Copy all the material that follows, keeping every character the same.

— Begin Material —

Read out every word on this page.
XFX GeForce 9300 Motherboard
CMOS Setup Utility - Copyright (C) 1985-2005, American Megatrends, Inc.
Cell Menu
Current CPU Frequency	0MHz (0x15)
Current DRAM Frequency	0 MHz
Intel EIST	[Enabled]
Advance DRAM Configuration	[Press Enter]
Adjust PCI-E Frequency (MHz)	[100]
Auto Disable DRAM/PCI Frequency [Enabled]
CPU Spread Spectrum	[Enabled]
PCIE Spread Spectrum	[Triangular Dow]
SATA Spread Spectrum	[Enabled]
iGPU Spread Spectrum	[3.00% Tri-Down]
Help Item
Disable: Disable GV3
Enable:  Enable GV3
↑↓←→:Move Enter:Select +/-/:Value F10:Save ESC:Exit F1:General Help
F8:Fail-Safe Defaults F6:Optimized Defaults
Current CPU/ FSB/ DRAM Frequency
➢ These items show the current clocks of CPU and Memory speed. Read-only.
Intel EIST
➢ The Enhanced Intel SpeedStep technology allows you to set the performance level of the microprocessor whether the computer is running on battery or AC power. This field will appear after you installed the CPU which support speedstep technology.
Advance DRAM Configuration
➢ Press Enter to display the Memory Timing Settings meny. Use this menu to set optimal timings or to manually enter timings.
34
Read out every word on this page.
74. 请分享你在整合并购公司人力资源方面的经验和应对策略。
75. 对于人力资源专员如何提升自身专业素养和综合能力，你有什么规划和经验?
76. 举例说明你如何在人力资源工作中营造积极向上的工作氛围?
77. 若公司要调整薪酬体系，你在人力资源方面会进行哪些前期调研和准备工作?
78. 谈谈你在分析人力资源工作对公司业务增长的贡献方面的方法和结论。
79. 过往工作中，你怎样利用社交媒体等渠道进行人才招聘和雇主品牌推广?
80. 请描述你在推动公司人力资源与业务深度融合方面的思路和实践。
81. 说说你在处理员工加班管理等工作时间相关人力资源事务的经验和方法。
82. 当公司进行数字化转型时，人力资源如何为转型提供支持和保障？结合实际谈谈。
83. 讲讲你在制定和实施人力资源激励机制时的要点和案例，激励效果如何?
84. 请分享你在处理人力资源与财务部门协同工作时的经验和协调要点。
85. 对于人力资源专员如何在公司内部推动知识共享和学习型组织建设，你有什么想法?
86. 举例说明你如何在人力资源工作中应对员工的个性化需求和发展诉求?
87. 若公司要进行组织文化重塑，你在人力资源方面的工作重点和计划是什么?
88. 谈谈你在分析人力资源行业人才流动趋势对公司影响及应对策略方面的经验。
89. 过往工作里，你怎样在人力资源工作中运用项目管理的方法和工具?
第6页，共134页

— End Material —

(Answer to this exercise)
Read out every word on this page.
XFX GeForce 9300 Motherboard
CMOS Setup Utility - Copyright (C) 1985-2005, American Megatrends, Inc.
Cell Menu
Current CPU Frequency	0MHz (0x15)
Current DRAM Frequency	0 MHz
Intel EIST	[Enabled]
Advance DRAM Configuration	[Press Enter]
Adjust PCI-E Frequency (MHz)	[100]
Auto Disable DRAM/PCI Frequency [Enabled]
CPU Spread Spectrum	[Enabled]
PCIE Spread Spectrum	[Triangular Dow]
SATA Spread Spectrum	[Enabled]
iGPU Spread Spectrum	[3.00% Tri-Down]
Help Item
Disable: Disable GV3
Enable:  Enable GV3
↑↓←→:Move Enter:Select +/-/:Value F10:Save ESC:Exit F1:General Help
F8:Fail-Safe Defaults F6:Optimized Defaults
Current CPU/ FSB/ DRAM Frequency
➢ These items show the current clocks of CPU and Memory speed. Read-only.
Intel EIST
➢ The Enhanced Intel SpeedStep technology allows you to set the performance level of the microprocessor whether the computer is running on battery or AC power. This field will appear after you installed the CPU which support speedstep technology.
Advance DRAM Configuration
➢ Press Enter to display the Memory Timing Settings meny. Use this menu to set optimal timings or to manually enter timings.
34
Read out every word on this page.
74. 请分享你在整合并购公司人力资源方面的经验和应对策略。
75. 对于人力资源专员如何提升自身专业素养和综合能力，你有什么规划和经验?
76. 举例说明你如何在人力资源工作中营造积极向上的工作氛围?
77. 若公司要调整薪酬体系，你在人力资源方面会进行哪些前期调研和准备工作?
78. 谈谈你在分析人力资源工作对公司业务增长的贡献方面的方法和结论。
79. 过往工作中，你怎样利用社交媒体等渠道进行人才招聘和雇主品牌推广?
80. 请描述你在推动公司人力资源与业务深度融合方面的思路和实践。
81. 说说你在处理员工加班管理等工作时间相关人力资源事务的经验和方法。
82. 当公司进行数字化转型时，人力资源如何为转型提供支持和保障？结合实际谈谈。
83. 讲讲你在制定和实施人力资源激励机制时的要点和案例，激励效果如何?
84. 请分享你在处理人力资源与财务部门协同工作时的经验和协调要点。
85. 对于人力资源专员如何在公司内部推动知识共享和学习型组织建设，你有什么想法?
86. 举例说明你如何在人力资源工作中应对员工的个性化需求和发展诉求?
87. 若公司要进行组织文化重塑，你在人力资源方面的工作重点和计划是什么?
88. 谈谈你在分析人力资源行业人才流动趋势对公司影响及应对策略方面的经验。
89. 过往工作里，你怎样在人力资源工作中运用项目管理的方法和工具?
第6页，共134页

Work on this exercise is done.